→ Excerpt from a dataset
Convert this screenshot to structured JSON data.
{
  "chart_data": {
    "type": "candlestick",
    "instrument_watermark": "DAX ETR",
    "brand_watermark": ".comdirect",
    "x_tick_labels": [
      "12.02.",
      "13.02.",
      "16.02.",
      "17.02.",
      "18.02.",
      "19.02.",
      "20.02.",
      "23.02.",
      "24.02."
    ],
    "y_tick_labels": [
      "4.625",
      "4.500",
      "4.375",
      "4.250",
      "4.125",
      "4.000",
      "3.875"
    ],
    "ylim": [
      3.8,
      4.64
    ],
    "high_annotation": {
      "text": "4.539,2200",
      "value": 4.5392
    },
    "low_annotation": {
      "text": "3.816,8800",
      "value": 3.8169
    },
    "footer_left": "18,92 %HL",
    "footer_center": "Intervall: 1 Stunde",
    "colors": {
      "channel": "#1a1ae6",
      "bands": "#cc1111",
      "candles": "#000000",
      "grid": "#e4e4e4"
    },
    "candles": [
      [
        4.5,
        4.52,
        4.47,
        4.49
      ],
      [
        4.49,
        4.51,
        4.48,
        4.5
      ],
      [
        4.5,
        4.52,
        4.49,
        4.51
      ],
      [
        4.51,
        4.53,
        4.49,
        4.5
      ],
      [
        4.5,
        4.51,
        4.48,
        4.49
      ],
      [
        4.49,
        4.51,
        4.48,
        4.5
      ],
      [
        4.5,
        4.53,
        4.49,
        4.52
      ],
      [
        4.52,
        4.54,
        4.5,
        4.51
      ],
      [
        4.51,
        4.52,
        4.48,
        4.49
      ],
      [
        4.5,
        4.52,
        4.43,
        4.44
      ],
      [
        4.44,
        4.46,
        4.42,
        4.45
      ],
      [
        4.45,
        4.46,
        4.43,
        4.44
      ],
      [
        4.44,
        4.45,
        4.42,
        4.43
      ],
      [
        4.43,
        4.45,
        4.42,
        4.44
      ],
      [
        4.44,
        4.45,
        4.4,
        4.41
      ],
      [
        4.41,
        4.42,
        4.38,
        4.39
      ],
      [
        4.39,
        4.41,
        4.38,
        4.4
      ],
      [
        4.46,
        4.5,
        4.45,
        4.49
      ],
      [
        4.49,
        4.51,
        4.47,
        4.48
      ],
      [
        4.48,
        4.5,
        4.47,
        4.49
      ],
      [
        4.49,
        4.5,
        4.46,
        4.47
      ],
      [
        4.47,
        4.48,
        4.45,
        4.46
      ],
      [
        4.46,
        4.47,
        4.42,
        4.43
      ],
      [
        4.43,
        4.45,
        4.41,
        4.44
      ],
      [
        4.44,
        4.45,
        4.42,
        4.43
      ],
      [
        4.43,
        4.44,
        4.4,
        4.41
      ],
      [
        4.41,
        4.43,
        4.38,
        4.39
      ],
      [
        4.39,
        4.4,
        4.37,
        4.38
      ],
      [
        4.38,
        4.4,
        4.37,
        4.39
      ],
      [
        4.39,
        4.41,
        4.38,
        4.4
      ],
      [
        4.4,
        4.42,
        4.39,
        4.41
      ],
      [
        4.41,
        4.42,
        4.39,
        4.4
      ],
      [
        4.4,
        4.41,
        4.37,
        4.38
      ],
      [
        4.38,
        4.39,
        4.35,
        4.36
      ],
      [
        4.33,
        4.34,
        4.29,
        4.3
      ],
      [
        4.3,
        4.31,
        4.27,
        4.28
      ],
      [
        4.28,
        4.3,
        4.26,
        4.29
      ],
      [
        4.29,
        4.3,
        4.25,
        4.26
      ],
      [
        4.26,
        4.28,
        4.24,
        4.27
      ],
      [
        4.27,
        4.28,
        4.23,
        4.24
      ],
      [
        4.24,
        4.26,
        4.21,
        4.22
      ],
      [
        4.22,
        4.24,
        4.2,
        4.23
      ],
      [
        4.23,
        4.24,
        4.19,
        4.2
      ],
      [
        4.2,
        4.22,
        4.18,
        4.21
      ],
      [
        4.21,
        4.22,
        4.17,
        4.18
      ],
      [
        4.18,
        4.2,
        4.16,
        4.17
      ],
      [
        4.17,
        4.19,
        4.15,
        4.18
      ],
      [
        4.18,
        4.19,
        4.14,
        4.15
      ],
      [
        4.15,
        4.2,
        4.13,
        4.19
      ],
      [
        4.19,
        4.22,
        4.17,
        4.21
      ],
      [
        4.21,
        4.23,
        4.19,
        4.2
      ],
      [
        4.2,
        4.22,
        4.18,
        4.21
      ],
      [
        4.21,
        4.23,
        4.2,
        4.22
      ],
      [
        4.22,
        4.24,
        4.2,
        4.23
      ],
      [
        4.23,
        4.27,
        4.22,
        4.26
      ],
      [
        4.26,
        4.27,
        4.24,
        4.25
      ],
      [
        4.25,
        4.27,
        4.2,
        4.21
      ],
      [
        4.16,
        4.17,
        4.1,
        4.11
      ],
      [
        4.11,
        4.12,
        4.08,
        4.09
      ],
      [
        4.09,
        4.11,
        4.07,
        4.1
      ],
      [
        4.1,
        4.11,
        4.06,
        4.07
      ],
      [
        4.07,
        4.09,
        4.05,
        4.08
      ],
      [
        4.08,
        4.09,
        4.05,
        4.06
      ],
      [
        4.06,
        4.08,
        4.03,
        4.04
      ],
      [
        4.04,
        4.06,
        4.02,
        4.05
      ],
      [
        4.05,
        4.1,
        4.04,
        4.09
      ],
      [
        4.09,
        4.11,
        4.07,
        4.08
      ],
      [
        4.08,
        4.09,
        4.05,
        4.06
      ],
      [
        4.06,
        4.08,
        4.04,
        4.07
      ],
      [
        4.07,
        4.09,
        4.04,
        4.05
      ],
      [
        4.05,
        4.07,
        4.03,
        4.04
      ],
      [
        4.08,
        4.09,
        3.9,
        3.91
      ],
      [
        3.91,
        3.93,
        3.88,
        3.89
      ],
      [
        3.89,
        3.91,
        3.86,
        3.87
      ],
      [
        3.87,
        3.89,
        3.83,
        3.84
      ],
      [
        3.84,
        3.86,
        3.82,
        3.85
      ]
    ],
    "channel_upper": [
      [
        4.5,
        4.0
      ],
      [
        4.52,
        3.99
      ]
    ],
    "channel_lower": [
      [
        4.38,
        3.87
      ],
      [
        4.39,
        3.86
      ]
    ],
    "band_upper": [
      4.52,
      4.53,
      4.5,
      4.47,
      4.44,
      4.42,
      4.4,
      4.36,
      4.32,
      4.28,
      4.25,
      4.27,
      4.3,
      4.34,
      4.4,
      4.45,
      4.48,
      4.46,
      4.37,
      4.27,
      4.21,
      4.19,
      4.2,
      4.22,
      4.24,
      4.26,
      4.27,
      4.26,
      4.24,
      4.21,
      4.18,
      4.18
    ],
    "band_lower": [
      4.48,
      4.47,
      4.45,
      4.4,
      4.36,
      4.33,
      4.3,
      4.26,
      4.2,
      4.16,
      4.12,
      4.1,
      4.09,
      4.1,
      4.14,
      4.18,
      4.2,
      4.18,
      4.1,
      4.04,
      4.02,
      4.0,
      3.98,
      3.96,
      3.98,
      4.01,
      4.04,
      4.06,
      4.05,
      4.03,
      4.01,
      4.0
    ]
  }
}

→ What you have to do
Exactly reproduce every record.

→ Task result
Convert this screenshot to structured JSON data.
{
  "chart_data": {
    "type": "candlestick",
    "instrument_watermark": "DAX ETR",
    "brand_watermark": ".comdirect",
    "x_tick_labels": [
      "12.02.",
      "13.02.",
      "16.02.",
      "17.02.",
      "18.02.",
      "19.02.",
      "20.02.",
      "23.02.",
      "24.02."
    ],
    "y_tick_labels": [
      "4.625",
      "4.500",
      "4.375",
      "4.250",
      "4.125",
      "4.000",
      "3.875"
    ],
    "ylim": [
      3.8,
      4.64
    ],
    "high_annotation": {
      "text": "4.539,2200",
      "value": 4.5392
    },
    "low_annotation": {
      "text": "3.816,8800",
      "value": 3.8169
    },
    "footer_left": "18,92 %HL",
    "footer_center": "Intervall: 1 Stunde",
    "colors": {
      "channel": "#1a1ae6",
      "bands": "#cc1111",
      "candles": "#000000",
      "grid": "#e4e4e4"
    },
    "candles": [
      [
        4.5,
        4.52,
        4.47,
        4.49
      ],
      [
        4.49,
        4.51,
        4.48,
        4.5
      ],
      [
        4.5,
        4.52,
        4.49,
        4.51
      ],
      [
        4.51,
        4.53,
        4.49,
        4.5
      ],
      [
        4.5,
        4.51,
        4.48,
        4.49
      ],
      [
        4.49,
        4.51,
        4.48,
        4.5
      ],
      [
        4.5,
        4.53,
        4.49,
        4.52
      ],
      [
        4.52,
        4.54,
        4.5,
        4.51
      ],
      [
        4.51,
        4.52,
        4.48,
        4.49
      ],
      [
        4.5,
        4.52,
        4.43,
        4.44
      ],
      [
        4.44,
        4.46,
        4.42,
        4.45
      ],
      [
        4.45,
        4.46,
        4.43,
        4.44
      ],
      [
        4.44,
        4.45,
        4.42,
        4.43
      ],
      [
        4.43,
        4.45,
        4.42,
        4.44
      ],
      [
        4.44,
        4.45,
        4.4,
        4.41
      ],
      [
        4.41,
        4.42,
        4.38,
        4.39
      ],
      [
        4.39,
        4.41,
        4.38,
        4.4
      ],
      [
        4.46,
        4.5,
        4.45,
        4.49
      ],
      [
        4.49,
        4.51,
        4.47,
        4.48
      ],
      [
        4.48,
        4.5,
        4.47,
        4.49
      ],
      [
        4.49,
        4.5,
        4.46,
        4.47
      ],
      [
        4.47,
        4.48,
        4.45,
        4.46
      ],
      [
        4.46,
        4.47,
        4.42,
        4.43
      ],
      [
        4.43,
        4.45,
        4.41,
        4.44
      ],
      [
        4.44,
        4.45,
        4.42,
        4.43
      ],
      [
        4.43,
        4.44,
        4.4,
        4.41
      ],
      [
        4.41,
        4.43,
        4.38,
        4.39
      ],
      [
        4.39,
        4.4,
        4.37,
        4.38
      ],
      [
        4.38,
        4.4,
        4.37,
        4.39
      ],
      [
        4.39,
        4.41,
        4.38,
        4.4
      ],
      [
        4.4,
        4.42,
        4.39,
        4.41
      ],
      [
        4.41,
        4.42,
        4.39,
        4.4
      ],
      [
        4.4,
        4.41,
        4.37,
        4.38
      ],
      [
        4.38,
        4.39,
        4.35,
        4.36
      ],
      [
        4.33,
        4.34,
        4.29,
        4.3
      ],
      [
        4.3,
        4.31,
        4.27,
        4.28
      ],
      [
        4.28,
        4.3,
        4.26,
        4.29
      ],
      [
        4.29,
        4.3,
        4.25,
        4.26
      ],
      [
        4.26,
        4.28,
        4.24,
        4.27
      ],
      [
        4.27,
        4.28,
        4.23,
        4.24
      ],
      [
        4.24,
        4.26,
        4.21,
        4.22
      ],
      [
        4.22,
        4.24,
        4.2,
        4.23
      ],
      [
        4.23,
        4.24,
        4.19,
        4.2
      ],
      [
        4.2,
        4.22,
        4.18,
        4.21
      ],
      [
        4.21,
        4.22,
        4.17,
        4.18
      ],
      [
        4.18,
        4.2,
        4.16,
        4.17
      ],
      [
        4.17,
        4.19,
        4.15,
        4.18
      ],
      [
        4.18,
        4.19,
        4.14,
        4.15
      ],
      [
        4.15,
        4.2,
        4.13,
        4.19
      ],
      [
        4.19,
        4.22,
        4.17,
        4.21
      ],
      [
        4.21,
        4.23,
        4.19,
        4.2
      ],
      [
        4.2,
        4.22,
        4.18,
        4.21
      ],
      [
        4.21,
        4.23,
        4.2,
        4.22
      ],
      [
        4.22,
        4.24,
        4.2,
        4.23
      ],
      [
        4.23,
        4.27,
        4.22,
        4.26
      ],
      [
        4.26,
        4.27,
        4.24,
        4.25
      ],
      [
        4.25,
        4.27,
        4.2,
        4.21
      ],
      [
        4.16,
        4.17,
        4.1,
        4.11
      ],
      [
        4.11,
        4.12,
        4.08,
        4.09
      ],
      [
        4.09,
        4.11,
        4.07,
        4.1
      ],
      [
        4.1,
        4.11,
        4.06,
        4.07
      ],
      [
        4.07,
        4.09,
        4.05,
        4.08
      ],
      [
        4.08,
        4.09,
        4.05,
        4.06
      ],
      [
        4.06,
        4.08,
        4.03,
        4.04
      ],
      [
        4.04,
        4.06,
        4.02,
        4.05
      ],
      [
        4.05,
        4.1,
        4.04,
        4.09
      ],
      [
        4.09,
        4.11,
        4.07,
        4.08
      ],
      [
        4.08,
        4.09,
        4.05,
        4.06
      ],
      [
        4.06,
        4.08,
        4.04,
        4.07
      ],
      [
        4.07,
        4.09,
        4.04,
        4.05
      ],
      [
        4.05,
        4.07,
        4.03,
        4.04
      ],
      [
        4.08,
        4.09,
        3.9,
        3.91
      ],
      [
        3.91,
        3.93,
        3.88,
        3.89
      ],
      [
        3.89,
        3.91,
        3.86,
        3.87
      ],
      [
        3.87,
        3.89,
        3.83,
        3.84
      ],
      [
        3.84,
        3.86,
        3.82,
        3.85
      ]
    ],
    "channel_upper": [
      [
        4.5,
        4.0
      ],
      [
        4.52,
        3.99
      ]
    ],
    "channel_lower": [
      [
        4.38,
        3.87
      ],
      [
        4.39,
        3.86
      ]
    ],
    "band_upper": [
      4.52,
      4.53,
      4.5,
      4.47,
      4.44,
      4.42,
      4.4,
      4.36,
      4.32,
      4.28,
      4.25,
      4.27,
      4.3,
      4.34,
      4.4,
      4.45,
      4.48,
      4.46,
      4.37,
      4.27,
      4.21,
      4.19,
      4.2,
      4.22,
      4.24,
      4.26,
      4.27,
      4.26,
      4.24,
      4.21,
      4.18,
      4.18
    ],
    "band_lower": [
      4.48,
      4.47,
      4.45,
      4.4,
      4.36,
      4.33,
      4.3,
      4.26,
      4.2,
      4.16,
      4.12,
      4.1,
      4.09,
      4.1,
      4.14,
      4.18,
      4.2,
      4.18,
      4.1,
      4.04,
      4.02,
      4.0,
      3.98,
      3.96,
      3.98,
      4.01,
      4.04,
      4.06,
      4.05,
      4.03,
      4.01,
      4.0
    ]
  }
}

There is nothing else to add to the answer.